* Begin SUPPLIED ENTRIES *
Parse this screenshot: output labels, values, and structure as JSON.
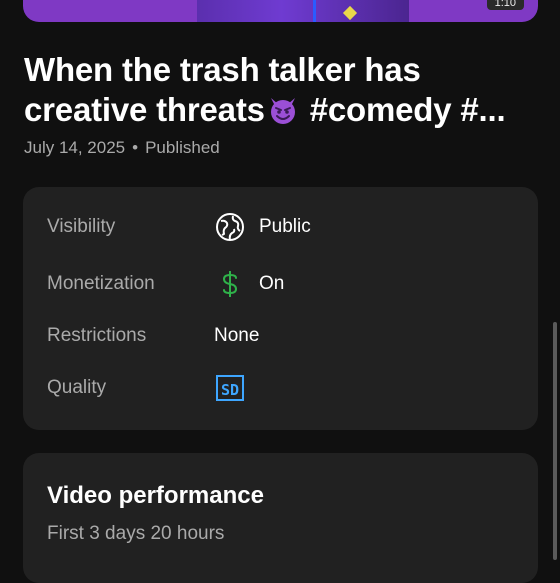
{
  "thumbnail": {
    "duration": "1:10"
  },
  "video": {
    "title_line1": "When the trash talker has",
    "title_line2_before": "creative threats",
    "title_line2_after": " #comedy #...",
    "date": "July 14, 2025",
    "separator": "•",
    "status": "Published"
  },
  "details": {
    "visibility_label": "Visibility",
    "visibility_value": "Public",
    "visibility_icon": "globe-icon",
    "monetization_label": "Monetization",
    "monetization_value": "On",
    "monetization_icon": "dollar-icon",
    "monetization_color": "#2fb24a",
    "restrictions_label": "Restrictions",
    "restrictions_value": "None",
    "quality_label": "Quality",
    "quality_badge": "SD",
    "quality_color": "#3ea6ff"
  },
  "performance": {
    "title": "Video performance",
    "subtitle": "First 3 days 20 hours"
  }
}
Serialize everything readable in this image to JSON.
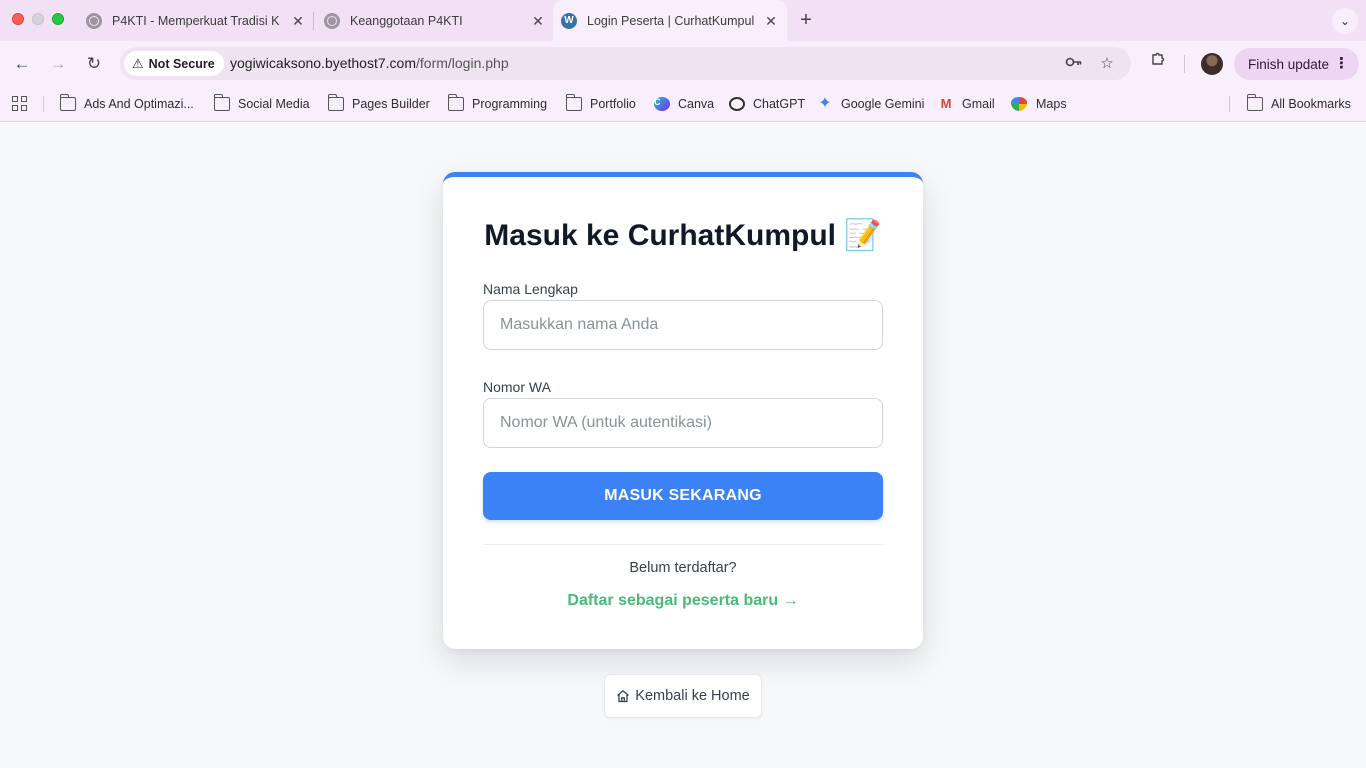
{
  "browser": {
    "tabs": [
      {
        "title": "P4KTI - Memperkuat Tradisi K",
        "favicon": "globe-icon",
        "active": false
      },
      {
        "title": "Keanggotaan P4KTI",
        "favicon": "globe-icon",
        "active": false
      },
      {
        "title": "Login Peserta | CurhatKumpul",
        "favicon": "wordpress-icon",
        "active": true
      }
    ],
    "security_label": "Not Secure",
    "url_host": "yogiwicaksono.byethost7.com",
    "url_path": "/form/login.php",
    "finish_update_label": "Finish update",
    "bookmarks": [
      {
        "label": "Ads And Optimazi...",
        "icon": "folder-icon"
      },
      {
        "label": "Social Media",
        "icon": "folder-icon"
      },
      {
        "label": "Pages Builder",
        "icon": "folder-icon"
      },
      {
        "label": "Programming",
        "icon": "folder-icon"
      },
      {
        "label": "Portfolio",
        "icon": "folder-icon"
      },
      {
        "label": "Canva",
        "icon": "canva-icon"
      },
      {
        "label": "ChatGPT",
        "icon": "chatgpt-icon"
      },
      {
        "label": "Google Gemini",
        "icon": "gemini-icon"
      },
      {
        "label": "Gmail",
        "icon": "gmail-icon"
      },
      {
        "label": "Maps",
        "icon": "maps-icon"
      }
    ],
    "all_bookmarks_label": "All Bookmarks"
  },
  "login": {
    "title": "Masuk ke CurhatKumpul 📝",
    "name_label": "Nama Lengkap",
    "name_placeholder": "Masukkan nama Anda",
    "name_value": "",
    "wa_label": "Nomor WA",
    "wa_placeholder": "Nomor WA (untuk autentikasi)",
    "wa_value": "",
    "submit_label": "MASUK SEKARANG",
    "not_registered_text": "Belum terdaftar?",
    "register_link": "Daftar sebagai peserta baru →"
  },
  "home_button_label": "Kembali ke Home",
  "colors": {
    "accent": "#3b82f6",
    "link_green": "#48bb78",
    "page_bg": "#f7f8fa"
  }
}
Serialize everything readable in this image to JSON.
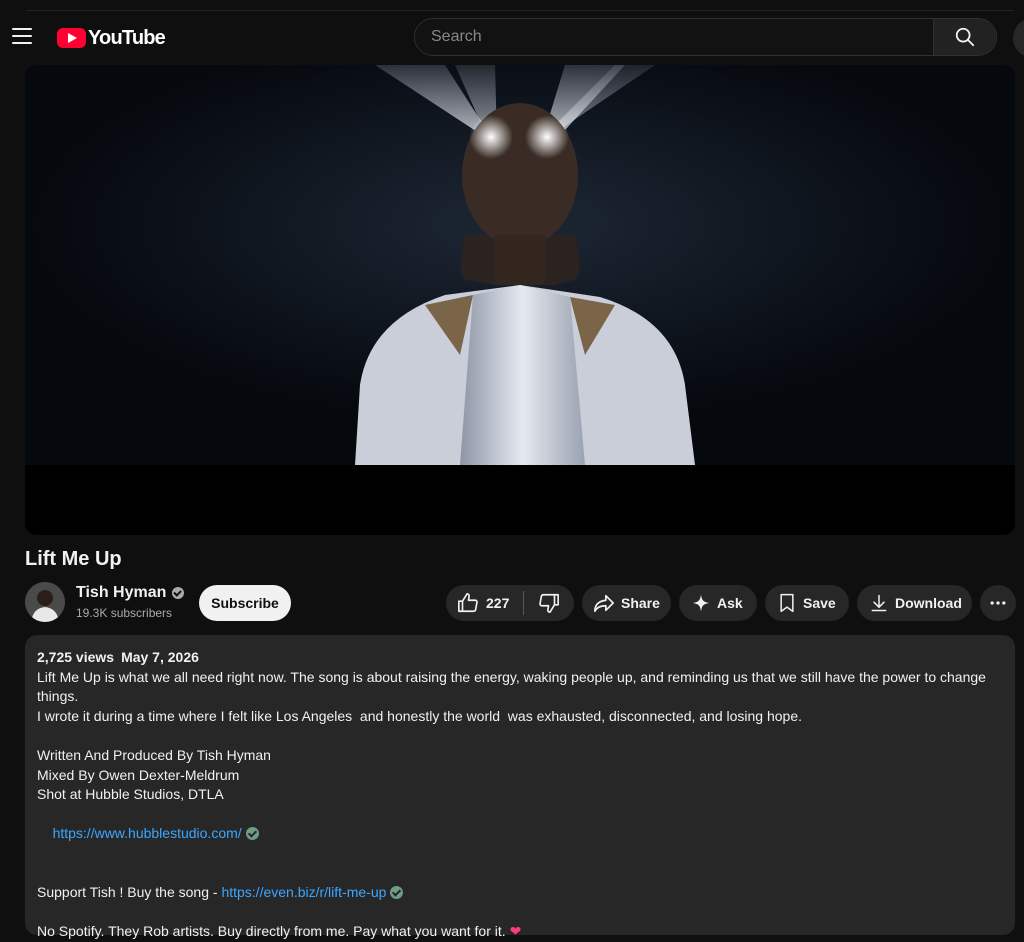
{
  "header": {
    "logo_text": "YouTube",
    "search_placeholder": "Search"
  },
  "video": {
    "title": "Lift Me Up"
  },
  "channel": {
    "name": "Tish Hyman",
    "subscribers": "19.3K subscribers",
    "subscribe_label": "Subscribe"
  },
  "actions": {
    "likes": "227",
    "share": "Share",
    "ask": "Ask",
    "save": "Save",
    "download": "Download"
  },
  "description": {
    "views": "2,725 views",
    "date": "May 7, 2026",
    "paragraph_1": "Lift Me Up is what we all need right now. The song is about raising the energy, waking people up, and reminding us that we still have the power to change things.",
    "paragraph_2": "I wrote it during a time where I felt like Los Angeles  and honestly the world  was exhausted, disconnected, and losing hope.",
    "credit_1": "Written And Produced By Tish Hyman",
    "credit_2": "Mixed By Owen Dexter-Meldrum",
    "credit_3": "Shot at Hubble Studios, DTLA",
    "link_1": "https://www.hubblestudio.com/",
    "support_text": "Support Tish ! Buy the song - ",
    "link_2": "https://even.biz/r/lift-me-up",
    "closing": "No Spotify. They Rob artists. Buy directly from me. Pay what you want for it."
  },
  "icons": {
    "menu": "menu-icon",
    "search": "search-icon",
    "like": "thumbs-up-icon",
    "dislike": "thumbs-down-icon",
    "share": "share-arrow-icon",
    "ask": "sparkle-icon",
    "save": "bookmark-icon",
    "download": "download-icon",
    "more": "more-horizontal-icon",
    "verified": "verified-check-icon",
    "heart": "heart-emoji"
  },
  "colors": {
    "background": "#0f0f0f",
    "surface": "#272727",
    "brand_red": "#ff0033",
    "link_blue": "#3ea6ff"
  }
}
* End SUPPLIED ENTRIES *
-- TASK REQUIREMENTS --
Copy each line of the entries that includes the word "download".

-- SOLUTION --
    "download": "Download"
    "download": "download-icon",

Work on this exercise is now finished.